§ WHAT NEEDS TO BE DONE
Search the material below for the word "ἐγγονή" and copy every line in which it occurs.

Items from a data source
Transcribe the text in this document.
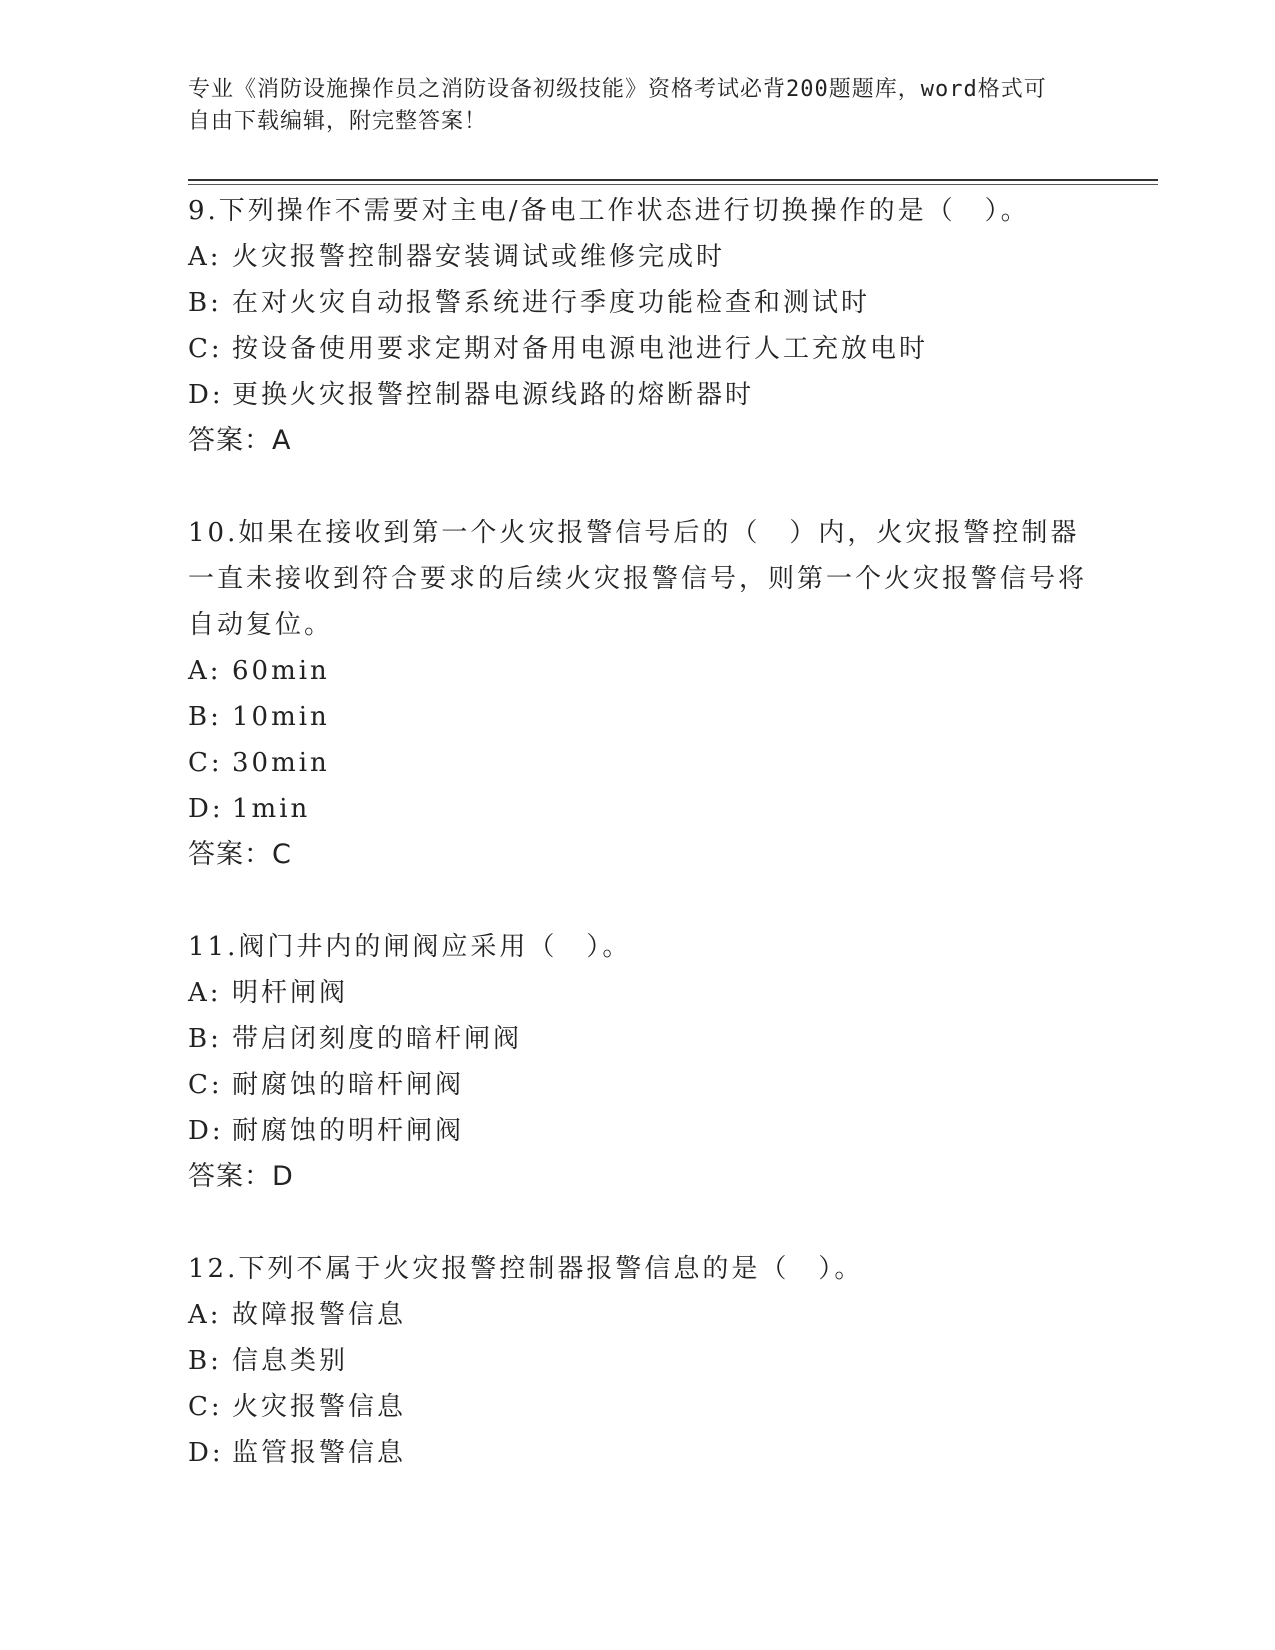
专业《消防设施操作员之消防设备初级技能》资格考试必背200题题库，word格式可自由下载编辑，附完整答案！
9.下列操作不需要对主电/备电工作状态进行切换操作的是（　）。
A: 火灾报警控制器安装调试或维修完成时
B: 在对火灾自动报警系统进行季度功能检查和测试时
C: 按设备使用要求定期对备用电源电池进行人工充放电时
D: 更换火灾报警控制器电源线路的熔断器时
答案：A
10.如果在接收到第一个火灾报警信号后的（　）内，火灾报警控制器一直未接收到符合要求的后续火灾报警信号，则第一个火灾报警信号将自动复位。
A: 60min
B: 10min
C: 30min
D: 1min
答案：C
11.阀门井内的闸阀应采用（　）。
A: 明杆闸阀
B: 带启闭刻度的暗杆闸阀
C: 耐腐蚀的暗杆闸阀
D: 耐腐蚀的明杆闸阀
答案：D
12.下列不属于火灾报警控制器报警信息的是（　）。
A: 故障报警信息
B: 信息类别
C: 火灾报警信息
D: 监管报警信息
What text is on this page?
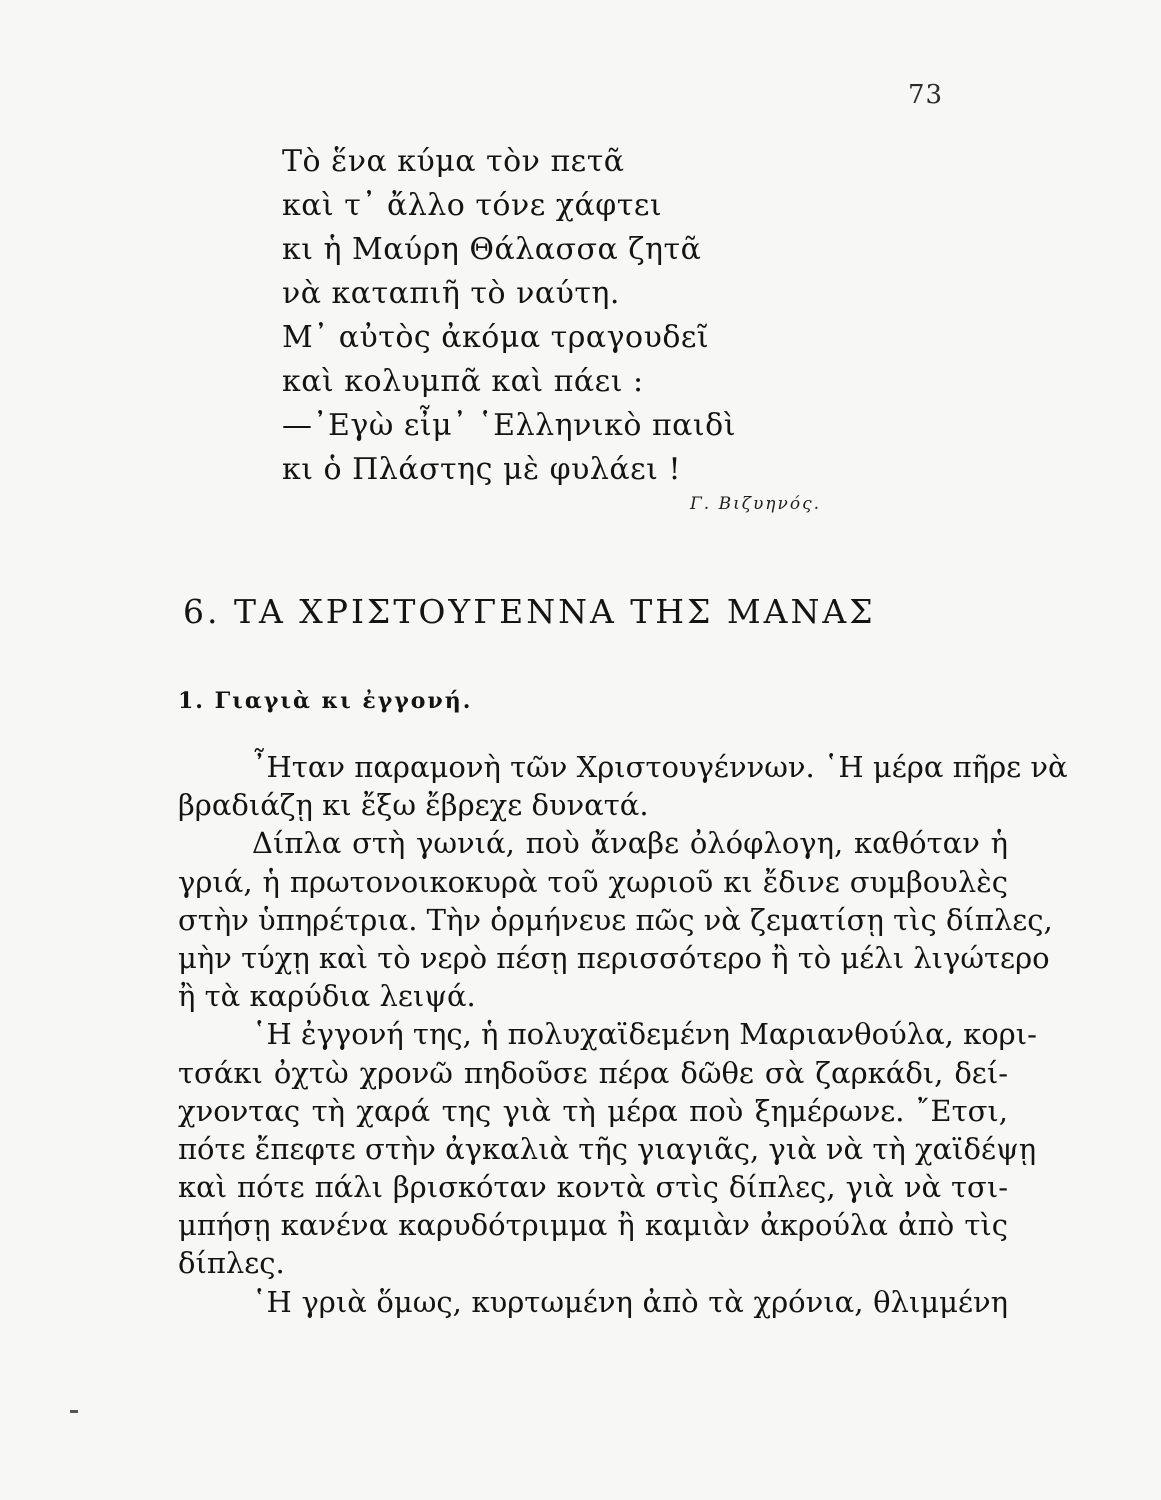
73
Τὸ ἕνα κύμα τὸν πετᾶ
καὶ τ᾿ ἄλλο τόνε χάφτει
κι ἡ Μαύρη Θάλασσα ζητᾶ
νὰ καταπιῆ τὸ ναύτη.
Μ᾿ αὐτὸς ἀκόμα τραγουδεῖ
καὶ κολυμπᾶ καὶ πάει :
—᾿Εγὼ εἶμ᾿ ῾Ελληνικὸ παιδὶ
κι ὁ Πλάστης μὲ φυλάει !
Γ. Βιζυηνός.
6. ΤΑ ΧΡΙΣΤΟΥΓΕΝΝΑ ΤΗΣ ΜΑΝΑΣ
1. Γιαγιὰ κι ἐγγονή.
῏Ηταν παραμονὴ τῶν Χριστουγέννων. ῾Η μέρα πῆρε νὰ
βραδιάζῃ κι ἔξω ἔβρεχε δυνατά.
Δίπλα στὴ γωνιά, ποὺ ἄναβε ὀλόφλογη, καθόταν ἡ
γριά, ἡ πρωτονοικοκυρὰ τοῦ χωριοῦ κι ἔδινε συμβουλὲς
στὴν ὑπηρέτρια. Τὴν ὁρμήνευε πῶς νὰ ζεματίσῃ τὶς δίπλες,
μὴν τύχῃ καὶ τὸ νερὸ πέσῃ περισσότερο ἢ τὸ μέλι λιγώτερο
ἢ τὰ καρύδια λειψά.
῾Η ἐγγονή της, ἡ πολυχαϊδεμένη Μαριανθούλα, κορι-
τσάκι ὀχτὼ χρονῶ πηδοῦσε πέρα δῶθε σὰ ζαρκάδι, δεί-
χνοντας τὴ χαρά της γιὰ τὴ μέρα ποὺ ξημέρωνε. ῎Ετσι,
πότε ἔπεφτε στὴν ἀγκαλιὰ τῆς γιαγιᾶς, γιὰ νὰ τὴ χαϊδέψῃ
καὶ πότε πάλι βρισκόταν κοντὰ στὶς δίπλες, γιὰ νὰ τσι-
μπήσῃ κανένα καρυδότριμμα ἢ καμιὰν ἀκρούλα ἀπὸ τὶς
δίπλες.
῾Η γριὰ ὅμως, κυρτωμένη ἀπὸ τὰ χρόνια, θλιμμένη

§ THE ANSWER
1. Γιαγιὰ κι ἐγγονή.
῾Η ἐγγονή της, ἡ πολυχαϊδεμένη Μαριανθούλα, κορι-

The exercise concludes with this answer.